:: Supplied records ::
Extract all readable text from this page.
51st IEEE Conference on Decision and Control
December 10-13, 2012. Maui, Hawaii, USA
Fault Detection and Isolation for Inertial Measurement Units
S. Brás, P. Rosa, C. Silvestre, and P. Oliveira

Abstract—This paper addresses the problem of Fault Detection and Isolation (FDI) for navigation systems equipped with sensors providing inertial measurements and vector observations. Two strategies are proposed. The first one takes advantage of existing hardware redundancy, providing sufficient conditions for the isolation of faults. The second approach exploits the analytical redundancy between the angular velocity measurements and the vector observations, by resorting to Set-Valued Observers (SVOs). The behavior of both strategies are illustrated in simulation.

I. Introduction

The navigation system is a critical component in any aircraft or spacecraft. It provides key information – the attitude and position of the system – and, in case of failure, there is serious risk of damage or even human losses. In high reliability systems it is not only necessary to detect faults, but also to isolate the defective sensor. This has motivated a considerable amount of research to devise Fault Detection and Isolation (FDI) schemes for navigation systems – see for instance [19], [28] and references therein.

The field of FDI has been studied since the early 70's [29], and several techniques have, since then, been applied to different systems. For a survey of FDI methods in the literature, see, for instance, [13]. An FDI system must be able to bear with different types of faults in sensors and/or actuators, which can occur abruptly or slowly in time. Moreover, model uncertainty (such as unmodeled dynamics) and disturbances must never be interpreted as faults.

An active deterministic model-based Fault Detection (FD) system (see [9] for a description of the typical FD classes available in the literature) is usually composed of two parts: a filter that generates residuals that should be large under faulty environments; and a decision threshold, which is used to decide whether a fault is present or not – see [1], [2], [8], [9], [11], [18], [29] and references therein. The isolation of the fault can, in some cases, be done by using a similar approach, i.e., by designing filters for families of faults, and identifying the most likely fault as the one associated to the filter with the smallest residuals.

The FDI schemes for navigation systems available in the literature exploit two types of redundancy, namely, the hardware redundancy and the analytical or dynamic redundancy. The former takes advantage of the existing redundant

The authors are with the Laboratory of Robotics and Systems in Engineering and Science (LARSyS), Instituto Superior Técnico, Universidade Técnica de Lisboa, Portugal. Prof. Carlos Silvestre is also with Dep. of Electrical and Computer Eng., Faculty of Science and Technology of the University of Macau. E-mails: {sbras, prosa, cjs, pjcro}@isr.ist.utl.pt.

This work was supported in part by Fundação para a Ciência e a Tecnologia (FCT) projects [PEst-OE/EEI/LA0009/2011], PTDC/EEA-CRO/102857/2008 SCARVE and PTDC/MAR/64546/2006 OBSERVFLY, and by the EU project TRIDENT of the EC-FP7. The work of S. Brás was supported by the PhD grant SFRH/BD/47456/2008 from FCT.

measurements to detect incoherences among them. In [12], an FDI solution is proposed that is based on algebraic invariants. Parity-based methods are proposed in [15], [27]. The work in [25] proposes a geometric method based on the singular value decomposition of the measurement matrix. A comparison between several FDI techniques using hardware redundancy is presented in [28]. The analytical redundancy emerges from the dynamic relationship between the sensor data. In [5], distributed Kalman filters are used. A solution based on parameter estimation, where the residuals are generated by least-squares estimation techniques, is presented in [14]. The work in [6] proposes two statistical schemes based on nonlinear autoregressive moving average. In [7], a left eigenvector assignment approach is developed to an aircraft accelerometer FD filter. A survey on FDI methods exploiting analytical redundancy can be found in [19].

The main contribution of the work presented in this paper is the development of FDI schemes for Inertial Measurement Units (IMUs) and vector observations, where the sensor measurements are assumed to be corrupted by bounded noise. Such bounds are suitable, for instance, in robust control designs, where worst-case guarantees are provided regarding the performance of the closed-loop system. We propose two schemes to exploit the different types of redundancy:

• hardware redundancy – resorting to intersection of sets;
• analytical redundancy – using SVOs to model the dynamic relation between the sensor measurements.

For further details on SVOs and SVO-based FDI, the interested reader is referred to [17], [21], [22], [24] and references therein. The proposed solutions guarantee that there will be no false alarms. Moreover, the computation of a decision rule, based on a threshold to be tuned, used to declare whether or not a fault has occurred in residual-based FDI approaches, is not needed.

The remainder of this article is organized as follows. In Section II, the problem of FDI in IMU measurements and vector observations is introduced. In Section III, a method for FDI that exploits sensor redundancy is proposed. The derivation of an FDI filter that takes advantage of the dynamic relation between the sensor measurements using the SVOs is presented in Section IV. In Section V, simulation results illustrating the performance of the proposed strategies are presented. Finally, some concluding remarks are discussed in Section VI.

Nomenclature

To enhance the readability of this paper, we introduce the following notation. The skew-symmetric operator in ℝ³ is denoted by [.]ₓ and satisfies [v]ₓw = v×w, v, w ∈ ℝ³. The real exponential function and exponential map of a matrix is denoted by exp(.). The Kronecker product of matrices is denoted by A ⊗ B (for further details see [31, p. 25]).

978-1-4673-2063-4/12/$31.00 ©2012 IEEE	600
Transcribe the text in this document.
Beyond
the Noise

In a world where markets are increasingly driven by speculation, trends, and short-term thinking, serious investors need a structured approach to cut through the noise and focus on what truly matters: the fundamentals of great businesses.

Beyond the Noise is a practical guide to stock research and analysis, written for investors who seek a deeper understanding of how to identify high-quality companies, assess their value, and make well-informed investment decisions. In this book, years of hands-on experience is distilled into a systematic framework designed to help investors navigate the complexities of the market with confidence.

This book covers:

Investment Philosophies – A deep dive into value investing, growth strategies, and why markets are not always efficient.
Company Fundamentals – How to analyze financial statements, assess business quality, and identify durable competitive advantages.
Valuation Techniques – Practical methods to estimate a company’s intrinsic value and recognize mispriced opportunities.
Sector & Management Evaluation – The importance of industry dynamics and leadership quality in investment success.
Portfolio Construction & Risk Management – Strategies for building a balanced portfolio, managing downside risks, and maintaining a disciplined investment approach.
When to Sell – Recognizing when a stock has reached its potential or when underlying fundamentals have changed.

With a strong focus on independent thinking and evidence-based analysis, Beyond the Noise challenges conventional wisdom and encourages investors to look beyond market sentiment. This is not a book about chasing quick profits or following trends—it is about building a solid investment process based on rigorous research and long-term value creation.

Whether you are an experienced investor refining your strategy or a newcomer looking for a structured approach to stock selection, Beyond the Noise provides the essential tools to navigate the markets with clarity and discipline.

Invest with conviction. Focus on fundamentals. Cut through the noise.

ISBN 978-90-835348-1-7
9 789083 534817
:::
Exercise goal:
Print every entry exactly as written.

Answer to the exercise:
Extract all readable text from this page.
51st IEEE Conference on Decision and Control
December 10-13, 2012. Maui, Hawaii, USA
Fault Detection and Isolation for Inertial Measurement Units
S. Brás, P. Rosa, C. Silvestre, and P. Oliveira

Abstract—This paper addresses the problem of Fault Detection and Isolation (FDI) for navigation systems equipped with sensors providing inertial measurements and vector observations. Two strategies are proposed. The first one takes advantage of existing hardware redundancy, providing sufficient conditions for the isolation of faults. The second approach exploits the analytical redundancy between the angular velocity measurements and the vector observations, by resorting to Set-Valued Observers (SVOs). The behavior of both strategies are illustrated in simulation.

I. Introduction

The navigation system is a critical component in any aircraft or spacecraft. It provides key information – the attitude and position of the system – and, in case of failure, there is serious risk of damage or even human losses. In high reliability systems it is not only necessary to detect faults, but also to isolate the defective sensor. This has motivated a considerable amount of research to devise Fault Detection and Isolation (FDI) schemes for navigation systems – see for instance [19], [28] and references therein.

The field of FDI has been studied since the early 70's [29], and several techniques have, since then, been applied to different systems. For a survey of FDI methods in the literature, see, for instance, [13]. An FDI system must be able to bear with different types of faults in sensors and/or actuators, which can occur abruptly or slowly in time. Moreover, model uncertainty (such as unmodeled dynamics) and disturbances must never be interpreted as faults.

An active deterministic model-based Fault Detection (FD) system (see [9] for a description of the typical FD classes available in the literature) is usually composed of two parts: a filter that generates residuals that should be large under faulty environments; and a decision threshold, which is used to decide whether a fault is present or not – see [1], [2], [8], [9], [11], [18], [29] and references therein. The isolation of the fault can, in some cases, be done by using a similar approach, i.e., by designing filters for families of faults, and identifying the most likely fault as the one associated to the filter with the smallest residuals.

The FDI schemes for navigation systems available in the literature exploit two types of redundancy, namely, the hardware redundancy and the analytical or dynamic redundancy. The former takes advantage of the existing redundant

The authors are with the Laboratory of Robotics and Systems in Engineering and Science (LARSyS), Instituto Superior Técnico, Universidade Técnica de Lisboa, Portugal. Prof. Carlos Silvestre is also with Dep. of Electrical and Computer Eng., Faculty of Science and Technology of the University of Macau. E-mails: {sbras, prosa, cjs, pjcro}@isr.ist.utl.pt.

This work was supported in part by Fundação para a Ciência e a Tecnologia (FCT) projects [PEst-OE/EEI/LA0009/2011], PTDC/EEA-CRO/102857/2008 SCARVE and PTDC/MAR/64546/2006 OBSERVFLY, and by the EU project TRIDENT of the EC-FP7. The work of S. Brás was supported by the PhD grant SFRH/BD/47456/2008 from FCT.

measurements to detect incoherences among them. In [12], an FDI solution is proposed that is based on algebraic invariants. Parity-based methods are proposed in [15], [27]. The work in [25] proposes a geometric method based on the singular value decomposition of the measurement matrix. A comparison between several FDI techniques using hardware redundancy is presented in [28]. The analytical redundancy emerges from the dynamic relationship between the sensor data. In [5], distributed Kalman filters are used. A solution based on parameter estimation, where the residuals are generated by least-squares estimation techniques, is presented in [14]. The work in [6] proposes two statistical schemes based on nonlinear autoregressive moving average. In [7], a left eigenvector assignment approach is developed to an aircraft accelerometer FD filter. A survey on FDI methods exploiting analytical redundancy can be found in [19].

The main contribution of the work presented in this paper is the development of FDI schemes for Inertial Measurement Units (IMUs) and vector observations, where the sensor measurements are assumed to be corrupted by bounded noise. Such bounds are suitable, for instance, in robust control designs, where worst-case guarantees are provided regarding the performance of the closed-loop system. We propose two schemes to exploit the different types of redundancy:

• hardware redundancy – resorting to intersection of sets;
• analytical redundancy – using SVOs to model the dynamic relation between the sensor measurements.

For further details on SVOs and SVO-based FDI, the interested reader is referred to [17], [21], [22], [24] and references therein. The proposed solutions guarantee that there will be no false alarms. Moreover, the computation of a decision rule, based on a threshold to be tuned, used to declare whether or not a fault has occurred in residual-based FDI approaches, is not needed.

The remainder of this article is organized as follows. In Section II, the problem of FDI in IMU measurements and vector observations is introduced. In Section III, a method for FDI that exploits sensor redundancy is proposed. The derivation of an FDI filter that takes advantage of the dynamic relation between the sensor measurements using the SVOs is presented in Section IV. In Section V, simulation results illustrating the performance of the proposed strategies are presented. Finally, some concluding remarks are discussed in Section VI.

Nomenclature

To enhance the readability of this paper, we introduce the following notation. The skew-symmetric operator in ℝ³ is denoted by [.]ₓ and satisfies [v]ₓw = v×w, v, w ∈ ℝ³. The real exponential function and exponential map of a matrix is denoted by exp(.). The Kronecker product of matrices is denoted by A ⊗ B (for further details see [31, p. 25]).

978-1-4673-2063-4/12/$31.00 ©2012 IEEE	600
Transcribe the text in this document.
Beyond
the Noise

In a world where markets are increasingly driven by speculation, trends, and short-term thinking, serious investors need a structured approach to cut through the noise and focus on what truly matters: the fundamentals of great businesses.

Beyond the Noise is a practical guide to stock research and analysis, written for investors who seek a deeper understanding of how to identify high-quality companies, assess their value, and make well-informed investment decisions. In this book, years of hands-on experience is distilled into a systematic framework designed to help investors navigate the complexities of the market with confidence.

This book covers:

Investment Philosophies – A deep dive into value investing, growth strategies, and why markets are not always efficient.
Company Fundamentals – How to analyze financial statements, assess business quality, and identify durable competitive advantages.
Valuation Techniques – Practical methods to estimate a company’s intrinsic value and recognize mispriced opportunities.
Sector & Management Evaluation – The importance of industry dynamics and leadership quality in investment success.
Portfolio Construction & Risk Management – Strategies for building a balanced portfolio, managing downside risks, and maintaining a disciplined investment approach.
When to Sell – Recognizing when a stock has reached its potential or when underlying fundamentals have changed.

With a strong focus on independent thinking and evidence-based analysis, Beyond the Noise challenges conventional wisdom and encourages investors to look beyond market sentiment. This is not a book about chasing quick profits or following trends—it is about building a solid investment process based on rigorous research and long-term value creation.

Whether you are an experienced investor refining your strategy or a newcomer looking for a structured approach to stock selection, Beyond the Noise provides the essential tools to navigate the markets with clarity and discipline.

Invest with conviction. Focus on fundamentals. Cut through the noise.

ISBN 978-90-835348-1-7
9 789083 534817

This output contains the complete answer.